------ THE DATA ------

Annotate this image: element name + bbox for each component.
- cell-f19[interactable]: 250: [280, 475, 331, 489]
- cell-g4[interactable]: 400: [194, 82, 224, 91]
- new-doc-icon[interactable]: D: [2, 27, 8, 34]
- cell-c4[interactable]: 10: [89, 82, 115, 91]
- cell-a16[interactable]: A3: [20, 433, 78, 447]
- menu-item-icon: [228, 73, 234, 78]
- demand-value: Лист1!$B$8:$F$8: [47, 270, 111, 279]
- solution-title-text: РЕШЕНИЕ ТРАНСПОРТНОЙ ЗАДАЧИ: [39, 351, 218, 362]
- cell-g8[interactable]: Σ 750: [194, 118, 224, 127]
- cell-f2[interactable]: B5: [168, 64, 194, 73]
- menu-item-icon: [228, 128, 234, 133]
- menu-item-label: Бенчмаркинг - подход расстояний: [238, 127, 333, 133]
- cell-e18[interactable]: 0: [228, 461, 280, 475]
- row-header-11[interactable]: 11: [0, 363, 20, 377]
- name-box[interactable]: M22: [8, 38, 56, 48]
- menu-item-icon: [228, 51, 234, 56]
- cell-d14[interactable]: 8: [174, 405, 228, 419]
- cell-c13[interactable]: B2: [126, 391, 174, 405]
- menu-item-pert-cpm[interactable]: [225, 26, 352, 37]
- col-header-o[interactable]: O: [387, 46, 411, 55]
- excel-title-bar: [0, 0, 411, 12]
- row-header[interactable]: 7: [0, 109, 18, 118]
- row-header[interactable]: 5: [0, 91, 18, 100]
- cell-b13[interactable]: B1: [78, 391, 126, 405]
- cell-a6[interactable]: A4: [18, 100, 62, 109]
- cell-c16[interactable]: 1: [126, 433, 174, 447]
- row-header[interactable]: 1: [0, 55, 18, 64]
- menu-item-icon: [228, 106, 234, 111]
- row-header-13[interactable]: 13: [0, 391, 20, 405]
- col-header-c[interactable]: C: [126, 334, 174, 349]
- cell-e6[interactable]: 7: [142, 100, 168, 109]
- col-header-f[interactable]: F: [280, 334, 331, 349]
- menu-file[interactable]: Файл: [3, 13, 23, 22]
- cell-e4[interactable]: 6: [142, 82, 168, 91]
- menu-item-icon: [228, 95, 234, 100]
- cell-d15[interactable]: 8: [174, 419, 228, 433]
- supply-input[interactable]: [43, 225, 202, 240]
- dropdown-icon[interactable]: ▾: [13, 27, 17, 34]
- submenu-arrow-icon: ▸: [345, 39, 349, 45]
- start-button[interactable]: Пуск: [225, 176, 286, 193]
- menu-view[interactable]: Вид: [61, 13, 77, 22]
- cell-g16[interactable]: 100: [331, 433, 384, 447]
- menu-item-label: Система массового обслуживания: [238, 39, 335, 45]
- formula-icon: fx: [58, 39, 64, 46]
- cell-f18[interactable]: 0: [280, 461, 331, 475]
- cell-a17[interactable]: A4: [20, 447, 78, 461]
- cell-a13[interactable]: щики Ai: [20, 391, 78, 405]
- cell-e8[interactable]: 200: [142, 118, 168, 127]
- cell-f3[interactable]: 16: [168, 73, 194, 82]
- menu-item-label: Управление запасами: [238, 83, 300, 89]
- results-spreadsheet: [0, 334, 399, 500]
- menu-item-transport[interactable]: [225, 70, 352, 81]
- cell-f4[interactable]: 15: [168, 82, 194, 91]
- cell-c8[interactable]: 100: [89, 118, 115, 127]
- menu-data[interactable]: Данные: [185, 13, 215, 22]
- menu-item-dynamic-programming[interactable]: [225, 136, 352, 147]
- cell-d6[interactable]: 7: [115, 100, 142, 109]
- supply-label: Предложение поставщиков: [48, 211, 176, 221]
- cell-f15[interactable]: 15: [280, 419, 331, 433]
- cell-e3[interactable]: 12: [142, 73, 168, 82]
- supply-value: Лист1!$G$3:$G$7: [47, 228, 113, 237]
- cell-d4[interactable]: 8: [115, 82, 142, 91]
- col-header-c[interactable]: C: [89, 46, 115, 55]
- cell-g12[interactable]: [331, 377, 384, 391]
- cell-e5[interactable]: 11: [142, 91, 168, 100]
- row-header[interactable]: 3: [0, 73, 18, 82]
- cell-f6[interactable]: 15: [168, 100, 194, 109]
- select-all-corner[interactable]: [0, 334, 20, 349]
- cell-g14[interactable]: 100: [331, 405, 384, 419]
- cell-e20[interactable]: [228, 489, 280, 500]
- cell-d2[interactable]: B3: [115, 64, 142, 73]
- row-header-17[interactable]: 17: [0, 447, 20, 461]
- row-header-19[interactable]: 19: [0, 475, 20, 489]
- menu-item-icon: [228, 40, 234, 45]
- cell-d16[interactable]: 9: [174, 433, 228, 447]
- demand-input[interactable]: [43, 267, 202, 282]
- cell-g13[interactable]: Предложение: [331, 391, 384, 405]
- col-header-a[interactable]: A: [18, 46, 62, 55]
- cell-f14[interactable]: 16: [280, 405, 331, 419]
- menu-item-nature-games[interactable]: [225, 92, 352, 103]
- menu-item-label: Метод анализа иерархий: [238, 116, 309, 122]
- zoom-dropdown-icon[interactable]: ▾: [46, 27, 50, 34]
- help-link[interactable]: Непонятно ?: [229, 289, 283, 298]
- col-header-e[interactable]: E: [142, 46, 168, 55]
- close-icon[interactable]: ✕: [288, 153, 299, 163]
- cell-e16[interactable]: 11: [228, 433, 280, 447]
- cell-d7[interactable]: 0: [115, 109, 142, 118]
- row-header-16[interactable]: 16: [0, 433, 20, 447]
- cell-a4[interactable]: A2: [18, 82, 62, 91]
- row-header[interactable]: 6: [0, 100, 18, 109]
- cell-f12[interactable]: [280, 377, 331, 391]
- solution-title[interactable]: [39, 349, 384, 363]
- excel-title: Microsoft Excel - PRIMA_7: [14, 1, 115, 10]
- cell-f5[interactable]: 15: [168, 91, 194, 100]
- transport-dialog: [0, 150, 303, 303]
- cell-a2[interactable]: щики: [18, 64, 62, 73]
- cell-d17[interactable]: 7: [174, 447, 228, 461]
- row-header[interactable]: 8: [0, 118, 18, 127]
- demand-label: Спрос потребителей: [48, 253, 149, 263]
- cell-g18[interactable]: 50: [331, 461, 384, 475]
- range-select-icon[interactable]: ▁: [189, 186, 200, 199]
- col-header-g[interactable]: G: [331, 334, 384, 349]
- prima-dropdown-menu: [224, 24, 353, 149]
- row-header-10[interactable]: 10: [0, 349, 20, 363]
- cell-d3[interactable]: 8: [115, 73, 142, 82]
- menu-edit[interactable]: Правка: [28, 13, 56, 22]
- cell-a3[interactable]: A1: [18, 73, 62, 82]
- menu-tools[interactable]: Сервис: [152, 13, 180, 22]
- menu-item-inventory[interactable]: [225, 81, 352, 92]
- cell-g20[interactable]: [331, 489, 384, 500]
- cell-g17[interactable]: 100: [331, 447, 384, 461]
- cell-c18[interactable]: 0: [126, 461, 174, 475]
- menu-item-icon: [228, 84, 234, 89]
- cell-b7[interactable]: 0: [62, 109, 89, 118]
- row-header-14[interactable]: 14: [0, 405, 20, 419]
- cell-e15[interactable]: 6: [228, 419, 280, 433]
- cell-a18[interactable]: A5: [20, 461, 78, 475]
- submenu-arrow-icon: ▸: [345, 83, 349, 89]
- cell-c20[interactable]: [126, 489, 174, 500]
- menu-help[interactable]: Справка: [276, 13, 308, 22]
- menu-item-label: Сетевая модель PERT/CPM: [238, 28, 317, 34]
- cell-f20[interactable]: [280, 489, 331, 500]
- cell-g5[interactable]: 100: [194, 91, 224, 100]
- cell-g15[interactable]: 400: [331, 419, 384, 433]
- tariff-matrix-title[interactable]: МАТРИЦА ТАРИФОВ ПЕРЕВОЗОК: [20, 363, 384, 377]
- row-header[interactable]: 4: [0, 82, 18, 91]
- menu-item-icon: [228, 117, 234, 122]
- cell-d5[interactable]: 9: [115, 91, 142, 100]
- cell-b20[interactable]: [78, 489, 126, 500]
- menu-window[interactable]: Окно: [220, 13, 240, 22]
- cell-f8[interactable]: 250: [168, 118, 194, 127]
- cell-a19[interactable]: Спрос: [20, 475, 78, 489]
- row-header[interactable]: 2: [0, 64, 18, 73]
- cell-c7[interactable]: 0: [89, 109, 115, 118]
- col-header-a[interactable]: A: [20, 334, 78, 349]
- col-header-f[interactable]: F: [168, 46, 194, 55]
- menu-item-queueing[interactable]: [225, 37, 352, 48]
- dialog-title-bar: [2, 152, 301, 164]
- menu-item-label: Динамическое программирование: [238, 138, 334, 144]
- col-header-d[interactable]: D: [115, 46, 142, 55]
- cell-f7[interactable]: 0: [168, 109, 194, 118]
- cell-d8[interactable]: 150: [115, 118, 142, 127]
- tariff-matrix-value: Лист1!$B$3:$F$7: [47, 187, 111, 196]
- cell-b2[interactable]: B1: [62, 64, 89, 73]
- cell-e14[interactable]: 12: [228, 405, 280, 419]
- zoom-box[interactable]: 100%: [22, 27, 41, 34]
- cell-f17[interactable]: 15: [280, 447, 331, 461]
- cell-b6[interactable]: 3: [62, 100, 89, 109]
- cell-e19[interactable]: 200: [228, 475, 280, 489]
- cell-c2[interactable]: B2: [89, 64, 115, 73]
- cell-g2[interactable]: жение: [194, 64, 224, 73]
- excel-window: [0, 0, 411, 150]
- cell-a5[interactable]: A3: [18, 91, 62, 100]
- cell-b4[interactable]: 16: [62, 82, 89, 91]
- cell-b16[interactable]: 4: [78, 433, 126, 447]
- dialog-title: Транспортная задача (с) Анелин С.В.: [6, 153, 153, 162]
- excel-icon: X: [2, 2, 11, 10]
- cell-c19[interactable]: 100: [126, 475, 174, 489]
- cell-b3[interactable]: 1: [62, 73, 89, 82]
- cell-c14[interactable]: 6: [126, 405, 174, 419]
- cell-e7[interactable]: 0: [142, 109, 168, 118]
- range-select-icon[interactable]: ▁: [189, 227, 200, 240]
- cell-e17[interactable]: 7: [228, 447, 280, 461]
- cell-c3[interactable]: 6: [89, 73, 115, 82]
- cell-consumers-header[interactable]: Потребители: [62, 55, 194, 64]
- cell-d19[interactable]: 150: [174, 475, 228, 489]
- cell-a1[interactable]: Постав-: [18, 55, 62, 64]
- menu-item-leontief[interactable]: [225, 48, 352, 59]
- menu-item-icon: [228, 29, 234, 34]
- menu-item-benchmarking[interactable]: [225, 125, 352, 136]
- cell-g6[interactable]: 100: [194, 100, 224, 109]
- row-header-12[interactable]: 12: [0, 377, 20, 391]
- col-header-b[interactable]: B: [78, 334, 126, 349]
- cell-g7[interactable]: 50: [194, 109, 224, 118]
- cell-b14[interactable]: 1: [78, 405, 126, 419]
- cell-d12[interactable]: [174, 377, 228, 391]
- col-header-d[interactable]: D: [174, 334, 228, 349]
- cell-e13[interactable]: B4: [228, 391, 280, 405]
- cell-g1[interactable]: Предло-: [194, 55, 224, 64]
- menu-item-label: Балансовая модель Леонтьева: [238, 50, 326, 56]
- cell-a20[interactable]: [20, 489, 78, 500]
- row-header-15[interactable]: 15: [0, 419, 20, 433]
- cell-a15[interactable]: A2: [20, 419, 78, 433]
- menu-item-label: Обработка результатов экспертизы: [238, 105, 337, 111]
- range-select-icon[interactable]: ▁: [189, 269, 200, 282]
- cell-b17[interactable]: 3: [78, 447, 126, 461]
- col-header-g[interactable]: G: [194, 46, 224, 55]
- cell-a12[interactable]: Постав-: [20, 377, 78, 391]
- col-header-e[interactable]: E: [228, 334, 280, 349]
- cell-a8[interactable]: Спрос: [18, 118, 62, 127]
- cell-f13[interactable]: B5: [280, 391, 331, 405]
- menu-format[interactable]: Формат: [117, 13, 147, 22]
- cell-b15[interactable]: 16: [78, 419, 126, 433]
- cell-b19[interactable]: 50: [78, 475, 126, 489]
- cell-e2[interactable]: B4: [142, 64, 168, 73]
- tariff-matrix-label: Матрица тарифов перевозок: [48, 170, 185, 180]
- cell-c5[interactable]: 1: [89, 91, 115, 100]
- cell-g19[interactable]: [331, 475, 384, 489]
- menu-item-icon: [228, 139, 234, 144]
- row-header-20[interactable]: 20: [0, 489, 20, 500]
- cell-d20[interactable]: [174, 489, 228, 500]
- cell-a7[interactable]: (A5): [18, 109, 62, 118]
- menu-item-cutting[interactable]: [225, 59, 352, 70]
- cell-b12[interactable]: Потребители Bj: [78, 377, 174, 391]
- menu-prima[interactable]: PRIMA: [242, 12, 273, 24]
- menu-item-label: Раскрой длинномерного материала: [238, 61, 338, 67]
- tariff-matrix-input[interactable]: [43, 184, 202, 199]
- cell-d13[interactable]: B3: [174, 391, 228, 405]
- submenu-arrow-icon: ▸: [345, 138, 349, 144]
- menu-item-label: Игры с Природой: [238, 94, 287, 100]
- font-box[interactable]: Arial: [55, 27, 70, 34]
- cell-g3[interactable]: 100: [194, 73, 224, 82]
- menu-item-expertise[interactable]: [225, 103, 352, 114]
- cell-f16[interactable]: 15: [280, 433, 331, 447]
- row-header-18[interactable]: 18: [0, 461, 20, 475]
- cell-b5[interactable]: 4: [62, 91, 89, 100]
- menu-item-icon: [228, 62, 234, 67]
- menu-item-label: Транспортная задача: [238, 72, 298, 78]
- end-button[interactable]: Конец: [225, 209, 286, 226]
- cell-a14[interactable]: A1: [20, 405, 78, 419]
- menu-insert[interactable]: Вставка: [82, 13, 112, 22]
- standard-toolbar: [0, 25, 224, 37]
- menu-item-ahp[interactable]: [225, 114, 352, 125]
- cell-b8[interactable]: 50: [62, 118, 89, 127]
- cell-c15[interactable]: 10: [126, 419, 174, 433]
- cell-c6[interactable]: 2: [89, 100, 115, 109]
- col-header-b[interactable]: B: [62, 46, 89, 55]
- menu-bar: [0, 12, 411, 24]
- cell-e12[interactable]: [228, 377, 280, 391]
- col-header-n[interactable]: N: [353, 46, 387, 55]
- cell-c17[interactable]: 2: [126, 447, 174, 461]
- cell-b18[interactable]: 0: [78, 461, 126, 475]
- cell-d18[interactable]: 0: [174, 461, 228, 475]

------

Lay out the data from its first line through the line containing "- cell-a16[interactable]: A3: [20, 433, 78, 447]" as a JSON list of strings, one string per line, with blank lines omitted.

• TASK RESPONSE:
[
  "Annotate this image: element name + bbox for each component.",
  "- cell-f19[interactable]: 250: [280, 475, 331, 489]",
  "- cell-g4[interactable]: 400: [194, 82, 224, 91]",
  "- new-doc-icon[interactable]: D: [2, 27, 8, 34]",
  "- cell-c4[interactable]: 10: [89, 82, 115, 91]",
  "- cell-a16[interactable]: A3: [20, 433, 78, 447]"
]